» GIVEN PROBLEM: Pull out every line with the word "JSON" from the entries below.
#####
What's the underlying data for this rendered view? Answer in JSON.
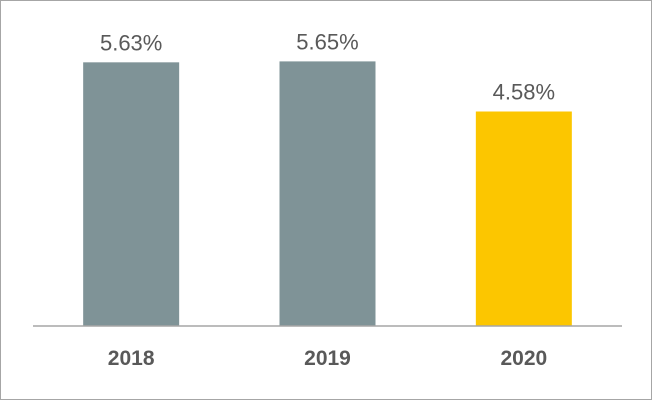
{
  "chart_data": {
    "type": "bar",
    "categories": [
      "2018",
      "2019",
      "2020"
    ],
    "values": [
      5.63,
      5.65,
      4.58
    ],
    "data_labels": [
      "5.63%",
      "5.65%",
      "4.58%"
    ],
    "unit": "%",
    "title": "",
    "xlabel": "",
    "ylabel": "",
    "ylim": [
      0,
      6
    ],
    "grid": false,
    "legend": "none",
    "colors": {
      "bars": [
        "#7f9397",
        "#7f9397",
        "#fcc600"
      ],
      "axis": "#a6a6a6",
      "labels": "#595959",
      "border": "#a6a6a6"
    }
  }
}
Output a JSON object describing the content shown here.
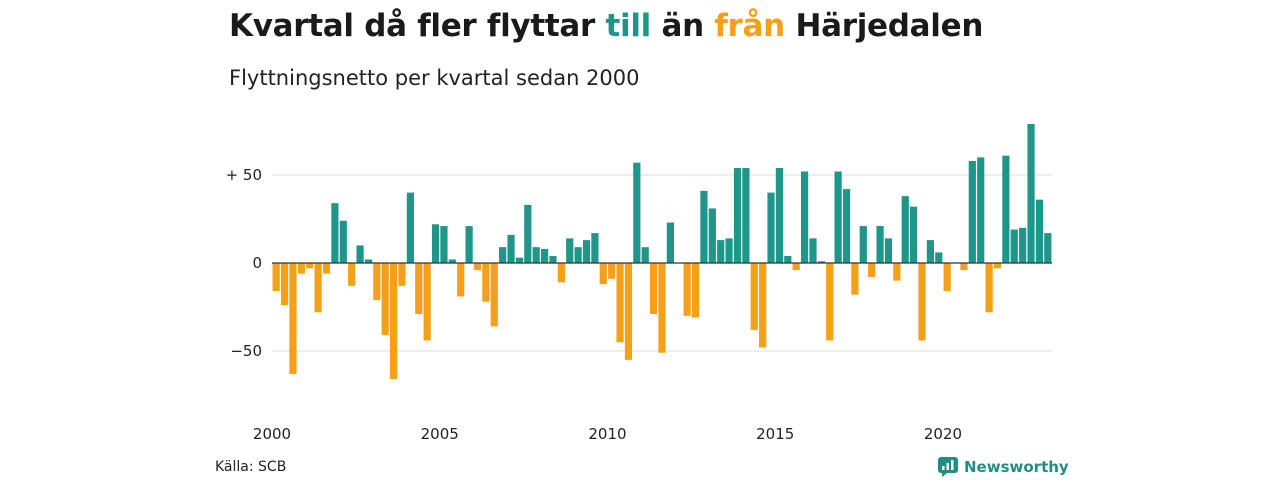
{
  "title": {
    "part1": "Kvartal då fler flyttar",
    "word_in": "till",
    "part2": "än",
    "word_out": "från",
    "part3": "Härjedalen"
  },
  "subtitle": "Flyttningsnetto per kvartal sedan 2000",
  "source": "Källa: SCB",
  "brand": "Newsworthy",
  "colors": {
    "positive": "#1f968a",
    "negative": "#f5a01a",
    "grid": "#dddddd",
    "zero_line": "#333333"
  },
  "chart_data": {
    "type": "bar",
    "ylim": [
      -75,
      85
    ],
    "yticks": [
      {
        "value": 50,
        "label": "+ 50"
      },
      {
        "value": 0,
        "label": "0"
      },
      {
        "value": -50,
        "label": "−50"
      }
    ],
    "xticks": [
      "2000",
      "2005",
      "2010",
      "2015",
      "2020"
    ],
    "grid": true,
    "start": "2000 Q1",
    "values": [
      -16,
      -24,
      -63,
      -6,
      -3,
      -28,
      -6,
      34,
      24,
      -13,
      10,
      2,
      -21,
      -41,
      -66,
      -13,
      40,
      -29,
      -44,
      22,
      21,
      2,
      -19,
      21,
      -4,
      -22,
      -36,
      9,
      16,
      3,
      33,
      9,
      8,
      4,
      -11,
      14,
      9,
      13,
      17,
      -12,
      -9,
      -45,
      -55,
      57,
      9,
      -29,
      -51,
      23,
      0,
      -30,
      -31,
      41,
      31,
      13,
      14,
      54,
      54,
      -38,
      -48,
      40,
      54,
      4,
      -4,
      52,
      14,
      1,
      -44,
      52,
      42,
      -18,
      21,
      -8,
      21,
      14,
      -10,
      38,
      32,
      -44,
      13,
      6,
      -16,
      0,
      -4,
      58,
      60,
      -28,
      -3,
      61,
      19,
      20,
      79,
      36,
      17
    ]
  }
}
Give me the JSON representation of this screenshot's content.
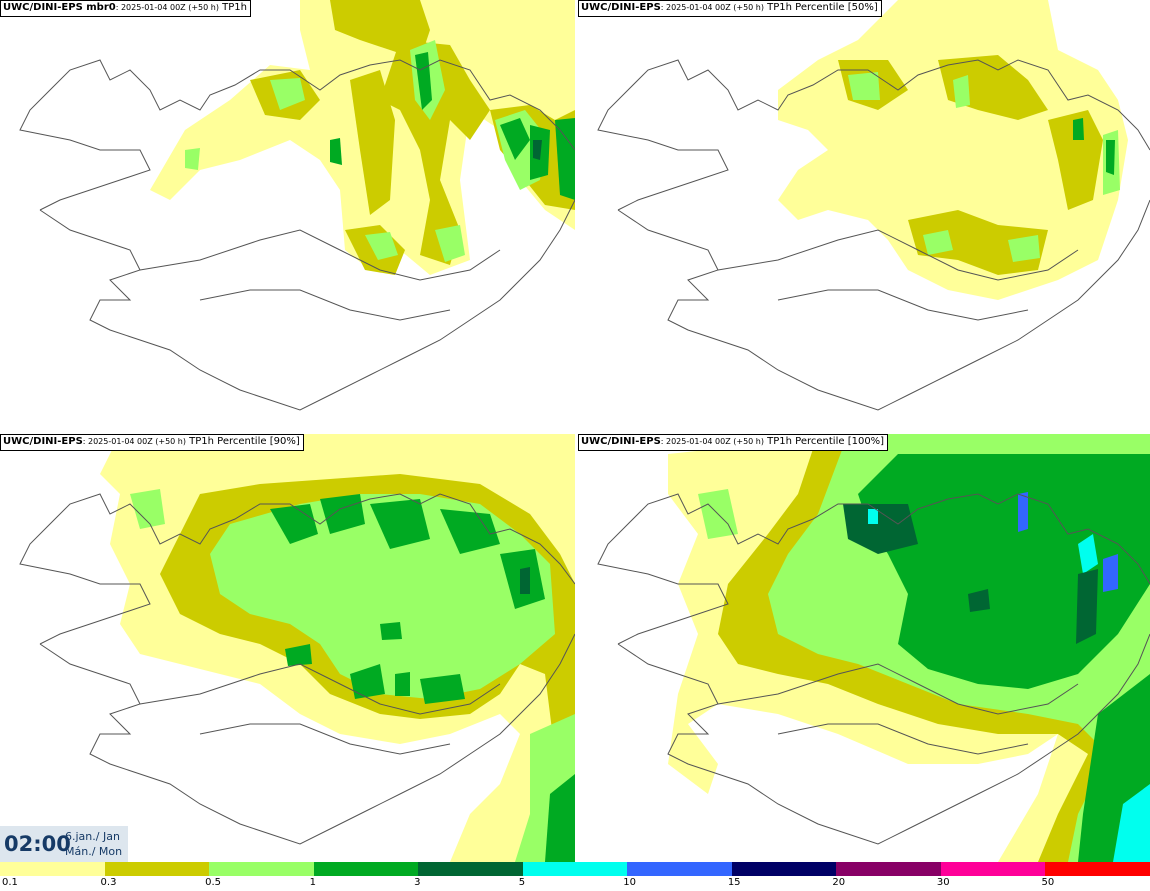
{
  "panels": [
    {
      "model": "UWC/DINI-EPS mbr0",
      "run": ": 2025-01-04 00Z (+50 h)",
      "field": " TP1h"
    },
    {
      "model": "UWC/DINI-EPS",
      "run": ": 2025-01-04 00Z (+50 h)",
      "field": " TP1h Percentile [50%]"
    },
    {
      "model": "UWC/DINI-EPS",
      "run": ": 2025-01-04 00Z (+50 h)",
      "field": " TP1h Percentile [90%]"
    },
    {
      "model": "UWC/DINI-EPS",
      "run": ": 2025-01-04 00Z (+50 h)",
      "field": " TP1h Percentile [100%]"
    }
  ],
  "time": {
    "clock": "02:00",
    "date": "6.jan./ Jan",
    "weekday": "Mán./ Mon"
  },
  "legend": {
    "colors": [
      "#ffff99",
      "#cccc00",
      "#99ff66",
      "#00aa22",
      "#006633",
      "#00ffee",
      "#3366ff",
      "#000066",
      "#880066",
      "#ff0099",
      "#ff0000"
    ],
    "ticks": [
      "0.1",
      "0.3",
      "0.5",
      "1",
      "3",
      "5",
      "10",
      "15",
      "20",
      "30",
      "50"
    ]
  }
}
#####
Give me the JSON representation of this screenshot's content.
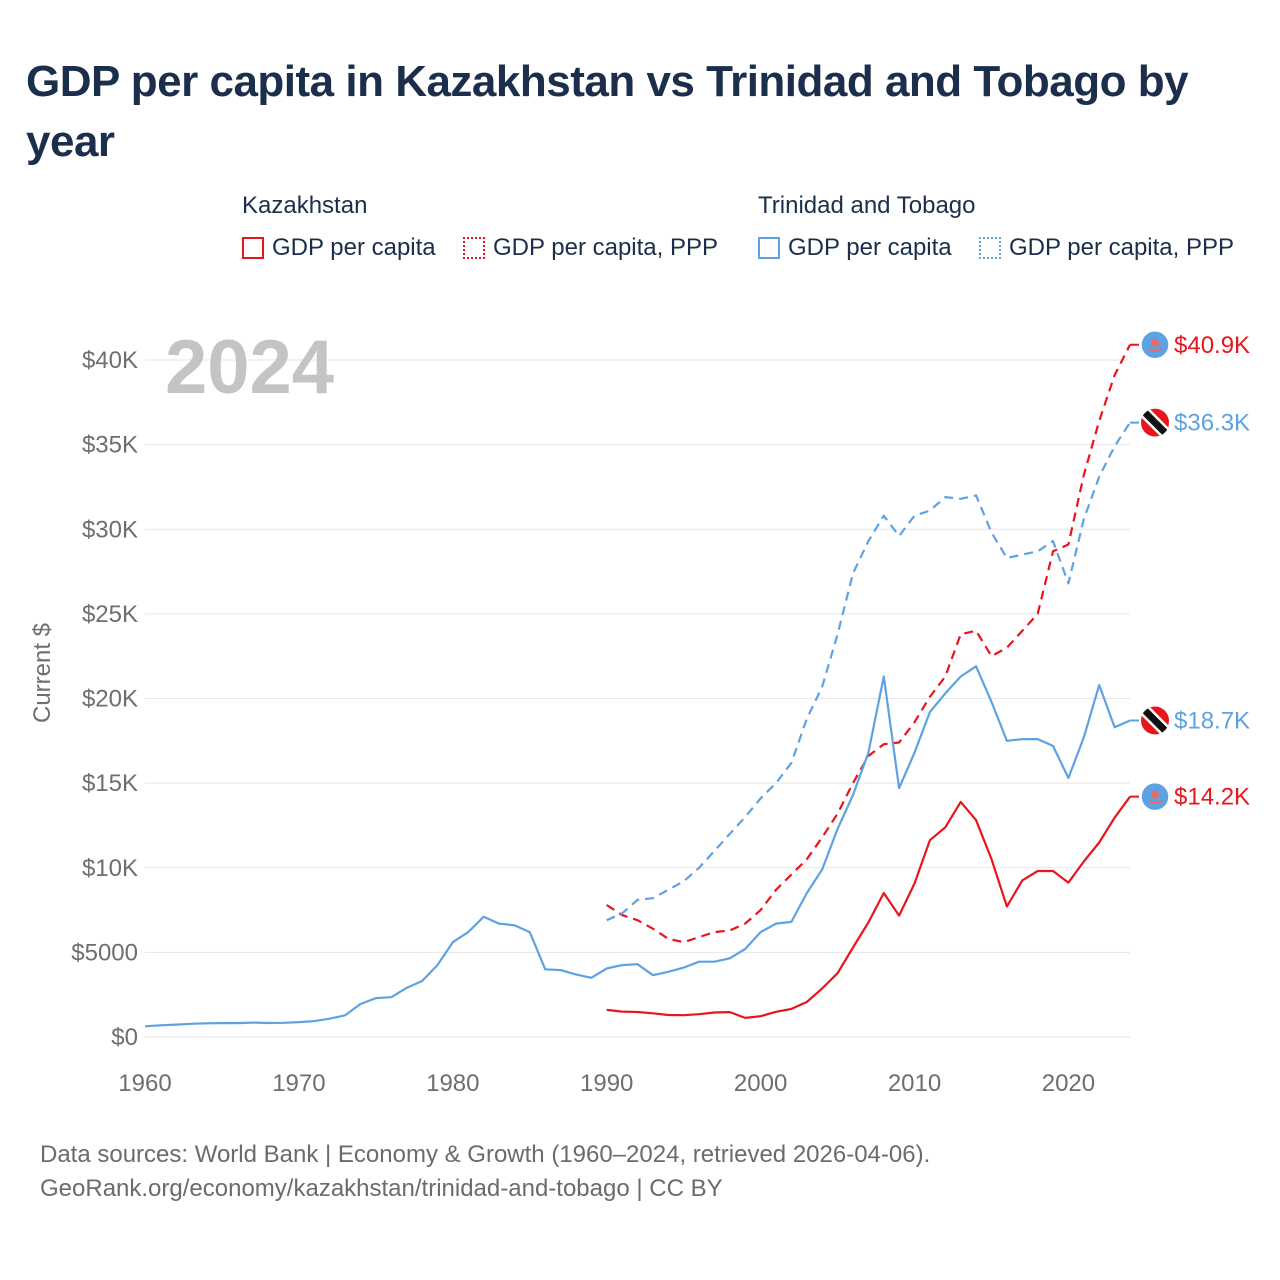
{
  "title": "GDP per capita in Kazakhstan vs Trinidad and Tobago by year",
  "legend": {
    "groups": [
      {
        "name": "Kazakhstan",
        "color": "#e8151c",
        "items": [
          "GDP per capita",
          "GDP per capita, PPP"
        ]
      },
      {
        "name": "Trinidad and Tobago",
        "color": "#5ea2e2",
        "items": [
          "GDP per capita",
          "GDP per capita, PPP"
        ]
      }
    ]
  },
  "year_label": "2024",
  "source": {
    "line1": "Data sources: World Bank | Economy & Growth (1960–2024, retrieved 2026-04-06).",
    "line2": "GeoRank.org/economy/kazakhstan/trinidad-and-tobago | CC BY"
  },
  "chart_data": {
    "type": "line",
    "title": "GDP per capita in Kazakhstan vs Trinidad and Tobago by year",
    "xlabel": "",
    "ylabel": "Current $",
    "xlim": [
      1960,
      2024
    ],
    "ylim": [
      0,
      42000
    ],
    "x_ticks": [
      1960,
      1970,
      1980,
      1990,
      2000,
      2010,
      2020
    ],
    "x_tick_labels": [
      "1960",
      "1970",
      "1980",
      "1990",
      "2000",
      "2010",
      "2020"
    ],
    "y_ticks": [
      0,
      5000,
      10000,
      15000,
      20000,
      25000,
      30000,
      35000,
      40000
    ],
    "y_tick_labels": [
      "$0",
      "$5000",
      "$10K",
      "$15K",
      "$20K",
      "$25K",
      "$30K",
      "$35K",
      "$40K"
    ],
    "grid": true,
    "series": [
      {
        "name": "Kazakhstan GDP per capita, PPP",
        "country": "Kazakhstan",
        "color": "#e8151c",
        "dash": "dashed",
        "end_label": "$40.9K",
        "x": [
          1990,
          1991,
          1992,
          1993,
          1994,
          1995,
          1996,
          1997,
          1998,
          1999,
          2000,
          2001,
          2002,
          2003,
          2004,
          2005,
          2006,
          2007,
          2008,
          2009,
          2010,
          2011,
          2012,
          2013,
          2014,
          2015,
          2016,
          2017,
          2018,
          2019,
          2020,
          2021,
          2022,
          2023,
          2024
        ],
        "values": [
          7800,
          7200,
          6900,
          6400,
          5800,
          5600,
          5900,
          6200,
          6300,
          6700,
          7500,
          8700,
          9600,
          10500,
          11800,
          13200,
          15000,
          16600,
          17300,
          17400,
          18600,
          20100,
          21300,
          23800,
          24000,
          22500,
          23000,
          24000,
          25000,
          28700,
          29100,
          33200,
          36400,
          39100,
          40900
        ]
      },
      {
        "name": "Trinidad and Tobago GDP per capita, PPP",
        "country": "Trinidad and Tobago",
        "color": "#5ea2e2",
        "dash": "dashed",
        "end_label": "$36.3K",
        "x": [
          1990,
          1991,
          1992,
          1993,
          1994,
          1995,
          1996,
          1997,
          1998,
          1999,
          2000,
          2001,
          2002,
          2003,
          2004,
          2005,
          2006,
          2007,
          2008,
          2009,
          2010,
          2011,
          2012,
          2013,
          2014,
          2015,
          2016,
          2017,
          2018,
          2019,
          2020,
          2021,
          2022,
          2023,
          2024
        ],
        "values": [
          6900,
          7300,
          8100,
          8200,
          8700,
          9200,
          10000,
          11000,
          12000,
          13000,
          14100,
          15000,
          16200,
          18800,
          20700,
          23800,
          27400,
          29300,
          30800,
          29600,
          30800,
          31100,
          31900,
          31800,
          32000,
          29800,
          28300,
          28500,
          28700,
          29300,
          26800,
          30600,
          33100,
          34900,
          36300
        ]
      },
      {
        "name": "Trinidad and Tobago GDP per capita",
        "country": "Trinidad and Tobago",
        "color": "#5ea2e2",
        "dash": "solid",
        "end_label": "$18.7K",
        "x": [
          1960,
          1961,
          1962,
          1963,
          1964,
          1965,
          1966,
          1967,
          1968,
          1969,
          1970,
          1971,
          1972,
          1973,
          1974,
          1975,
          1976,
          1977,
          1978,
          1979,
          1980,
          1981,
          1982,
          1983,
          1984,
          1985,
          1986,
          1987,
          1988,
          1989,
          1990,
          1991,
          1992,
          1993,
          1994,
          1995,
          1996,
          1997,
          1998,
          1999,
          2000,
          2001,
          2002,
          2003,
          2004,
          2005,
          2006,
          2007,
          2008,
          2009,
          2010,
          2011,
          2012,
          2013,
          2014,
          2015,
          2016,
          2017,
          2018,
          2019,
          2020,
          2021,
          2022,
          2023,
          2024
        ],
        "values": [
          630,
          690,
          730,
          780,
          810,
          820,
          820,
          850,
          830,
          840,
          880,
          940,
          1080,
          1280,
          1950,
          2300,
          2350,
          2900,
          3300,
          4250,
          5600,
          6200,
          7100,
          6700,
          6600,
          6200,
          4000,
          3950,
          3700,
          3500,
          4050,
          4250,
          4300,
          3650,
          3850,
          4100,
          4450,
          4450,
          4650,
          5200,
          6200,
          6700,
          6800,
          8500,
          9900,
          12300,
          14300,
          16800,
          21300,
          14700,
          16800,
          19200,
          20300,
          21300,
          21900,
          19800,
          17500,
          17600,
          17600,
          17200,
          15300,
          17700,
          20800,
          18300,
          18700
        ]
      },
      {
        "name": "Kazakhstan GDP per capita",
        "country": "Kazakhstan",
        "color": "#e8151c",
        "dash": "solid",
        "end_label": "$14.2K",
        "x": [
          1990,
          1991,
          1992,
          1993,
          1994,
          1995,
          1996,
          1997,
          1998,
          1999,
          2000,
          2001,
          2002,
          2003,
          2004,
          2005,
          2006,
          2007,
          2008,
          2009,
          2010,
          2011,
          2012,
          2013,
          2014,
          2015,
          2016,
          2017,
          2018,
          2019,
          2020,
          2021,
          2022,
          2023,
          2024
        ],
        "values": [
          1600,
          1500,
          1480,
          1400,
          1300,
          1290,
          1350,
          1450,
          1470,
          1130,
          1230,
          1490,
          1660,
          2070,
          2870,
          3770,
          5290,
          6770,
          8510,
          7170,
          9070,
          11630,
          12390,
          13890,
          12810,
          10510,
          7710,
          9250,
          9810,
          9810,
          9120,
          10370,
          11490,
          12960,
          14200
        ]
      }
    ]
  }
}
#####
» RESPONSE BELOW:
What's the underlying data for this rendered view? Answer in JSON.
Output a JSON object describing the content shown here.
Give me the JSON representation of this screenshot's content.
Give me the JSON representation of this screenshot's content.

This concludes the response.